--- BEGIN Given records ---

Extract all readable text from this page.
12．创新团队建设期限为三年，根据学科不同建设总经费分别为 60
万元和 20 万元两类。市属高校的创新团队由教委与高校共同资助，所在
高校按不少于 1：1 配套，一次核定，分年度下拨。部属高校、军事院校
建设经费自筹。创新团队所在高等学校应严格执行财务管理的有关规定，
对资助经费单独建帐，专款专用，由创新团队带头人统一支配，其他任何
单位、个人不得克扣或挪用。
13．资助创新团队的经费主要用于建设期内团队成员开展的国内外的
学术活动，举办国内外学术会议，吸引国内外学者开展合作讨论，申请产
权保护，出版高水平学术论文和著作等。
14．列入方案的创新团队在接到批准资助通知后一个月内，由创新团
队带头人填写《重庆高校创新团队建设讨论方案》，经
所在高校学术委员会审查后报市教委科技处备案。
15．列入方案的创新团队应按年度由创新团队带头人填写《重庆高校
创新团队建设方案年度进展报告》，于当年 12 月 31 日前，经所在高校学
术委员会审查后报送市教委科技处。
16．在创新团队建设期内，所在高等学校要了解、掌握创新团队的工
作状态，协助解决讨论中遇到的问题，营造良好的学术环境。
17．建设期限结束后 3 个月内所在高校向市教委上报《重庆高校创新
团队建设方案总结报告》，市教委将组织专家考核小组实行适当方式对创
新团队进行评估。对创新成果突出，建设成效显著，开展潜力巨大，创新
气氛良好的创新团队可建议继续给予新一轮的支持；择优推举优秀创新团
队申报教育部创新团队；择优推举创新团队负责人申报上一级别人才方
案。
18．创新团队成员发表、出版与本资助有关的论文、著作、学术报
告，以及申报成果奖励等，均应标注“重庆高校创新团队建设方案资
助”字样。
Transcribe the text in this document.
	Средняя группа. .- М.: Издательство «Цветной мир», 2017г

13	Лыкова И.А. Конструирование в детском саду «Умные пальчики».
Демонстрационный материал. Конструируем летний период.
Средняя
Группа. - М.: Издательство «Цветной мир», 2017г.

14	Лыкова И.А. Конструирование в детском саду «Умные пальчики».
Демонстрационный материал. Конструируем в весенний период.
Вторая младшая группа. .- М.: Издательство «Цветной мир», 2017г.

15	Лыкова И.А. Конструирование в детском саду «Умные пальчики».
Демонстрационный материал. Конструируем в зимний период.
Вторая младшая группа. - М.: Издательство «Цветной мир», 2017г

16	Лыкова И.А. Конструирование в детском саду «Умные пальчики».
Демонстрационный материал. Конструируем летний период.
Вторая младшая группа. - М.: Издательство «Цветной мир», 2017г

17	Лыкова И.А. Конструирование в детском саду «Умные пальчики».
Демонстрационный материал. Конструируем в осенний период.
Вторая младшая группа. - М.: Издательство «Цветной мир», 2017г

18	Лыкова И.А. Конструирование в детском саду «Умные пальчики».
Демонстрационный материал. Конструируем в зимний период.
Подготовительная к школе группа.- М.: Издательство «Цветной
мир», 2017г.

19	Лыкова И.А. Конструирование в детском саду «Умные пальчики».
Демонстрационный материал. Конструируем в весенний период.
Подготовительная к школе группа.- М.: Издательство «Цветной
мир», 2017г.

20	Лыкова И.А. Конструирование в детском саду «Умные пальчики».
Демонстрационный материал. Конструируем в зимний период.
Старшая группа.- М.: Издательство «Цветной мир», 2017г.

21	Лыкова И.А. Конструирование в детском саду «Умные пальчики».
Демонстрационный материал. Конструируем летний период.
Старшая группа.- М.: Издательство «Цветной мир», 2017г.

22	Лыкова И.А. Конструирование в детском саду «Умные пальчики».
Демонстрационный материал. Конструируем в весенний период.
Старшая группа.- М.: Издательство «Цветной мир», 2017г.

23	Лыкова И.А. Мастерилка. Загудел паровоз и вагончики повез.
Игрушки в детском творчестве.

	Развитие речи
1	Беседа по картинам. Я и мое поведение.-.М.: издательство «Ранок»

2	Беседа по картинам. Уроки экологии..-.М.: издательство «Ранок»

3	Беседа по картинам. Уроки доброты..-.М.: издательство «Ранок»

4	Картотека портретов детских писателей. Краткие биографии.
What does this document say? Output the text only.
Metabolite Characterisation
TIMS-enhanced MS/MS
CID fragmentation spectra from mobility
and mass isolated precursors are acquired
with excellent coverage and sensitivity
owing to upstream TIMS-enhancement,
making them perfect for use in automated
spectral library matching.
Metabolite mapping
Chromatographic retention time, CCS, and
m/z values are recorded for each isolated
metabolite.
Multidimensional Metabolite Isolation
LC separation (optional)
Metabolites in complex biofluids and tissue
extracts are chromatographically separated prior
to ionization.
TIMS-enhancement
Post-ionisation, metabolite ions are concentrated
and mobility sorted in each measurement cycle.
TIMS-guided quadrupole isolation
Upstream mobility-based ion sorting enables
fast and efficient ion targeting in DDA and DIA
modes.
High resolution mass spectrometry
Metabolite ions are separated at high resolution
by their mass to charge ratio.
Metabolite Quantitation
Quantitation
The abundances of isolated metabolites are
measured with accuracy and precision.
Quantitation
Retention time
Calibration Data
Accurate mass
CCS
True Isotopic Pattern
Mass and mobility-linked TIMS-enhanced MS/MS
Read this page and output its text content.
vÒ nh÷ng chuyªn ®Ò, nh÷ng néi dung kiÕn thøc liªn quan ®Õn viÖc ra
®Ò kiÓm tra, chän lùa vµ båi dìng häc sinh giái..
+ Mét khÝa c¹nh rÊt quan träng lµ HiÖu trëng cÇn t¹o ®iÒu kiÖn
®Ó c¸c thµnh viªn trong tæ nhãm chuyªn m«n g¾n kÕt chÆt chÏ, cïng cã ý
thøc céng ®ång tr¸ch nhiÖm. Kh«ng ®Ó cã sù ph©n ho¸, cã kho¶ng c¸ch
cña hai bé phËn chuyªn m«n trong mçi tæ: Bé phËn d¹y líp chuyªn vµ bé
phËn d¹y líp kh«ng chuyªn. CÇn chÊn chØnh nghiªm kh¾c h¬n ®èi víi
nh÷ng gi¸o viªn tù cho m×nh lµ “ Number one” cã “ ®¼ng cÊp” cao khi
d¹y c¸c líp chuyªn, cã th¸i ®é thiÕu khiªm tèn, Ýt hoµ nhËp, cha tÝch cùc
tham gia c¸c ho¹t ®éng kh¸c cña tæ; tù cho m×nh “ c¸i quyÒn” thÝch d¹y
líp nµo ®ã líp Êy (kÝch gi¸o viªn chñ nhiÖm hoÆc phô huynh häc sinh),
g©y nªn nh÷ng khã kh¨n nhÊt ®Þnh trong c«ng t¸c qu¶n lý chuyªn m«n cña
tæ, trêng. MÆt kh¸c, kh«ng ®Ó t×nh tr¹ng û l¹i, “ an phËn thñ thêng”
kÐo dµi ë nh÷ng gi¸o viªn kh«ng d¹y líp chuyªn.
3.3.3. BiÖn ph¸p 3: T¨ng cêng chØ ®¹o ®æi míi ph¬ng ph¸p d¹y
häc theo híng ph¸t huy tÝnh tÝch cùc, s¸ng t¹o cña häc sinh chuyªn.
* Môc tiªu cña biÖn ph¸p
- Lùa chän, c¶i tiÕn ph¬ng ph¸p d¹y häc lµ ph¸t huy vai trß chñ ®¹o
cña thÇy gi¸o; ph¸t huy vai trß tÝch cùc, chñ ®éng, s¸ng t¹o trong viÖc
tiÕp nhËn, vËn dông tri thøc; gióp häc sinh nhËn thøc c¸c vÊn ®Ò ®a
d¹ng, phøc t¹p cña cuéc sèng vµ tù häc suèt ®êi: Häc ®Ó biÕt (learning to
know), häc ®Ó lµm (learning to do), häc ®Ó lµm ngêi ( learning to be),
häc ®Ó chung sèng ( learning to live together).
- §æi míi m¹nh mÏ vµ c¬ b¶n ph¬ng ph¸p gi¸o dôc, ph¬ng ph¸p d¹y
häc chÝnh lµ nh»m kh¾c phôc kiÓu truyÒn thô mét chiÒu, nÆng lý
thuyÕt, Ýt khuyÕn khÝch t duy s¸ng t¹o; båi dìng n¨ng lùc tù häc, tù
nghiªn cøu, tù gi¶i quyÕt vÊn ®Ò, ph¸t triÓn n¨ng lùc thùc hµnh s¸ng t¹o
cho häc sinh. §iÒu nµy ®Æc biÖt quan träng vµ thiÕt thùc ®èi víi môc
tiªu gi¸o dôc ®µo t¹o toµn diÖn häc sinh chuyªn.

--- END Given records ---

> **Exercise goal**
Check each line of the data above for the string "thøc" and report only how many lines have it.

> **Response to the task**
3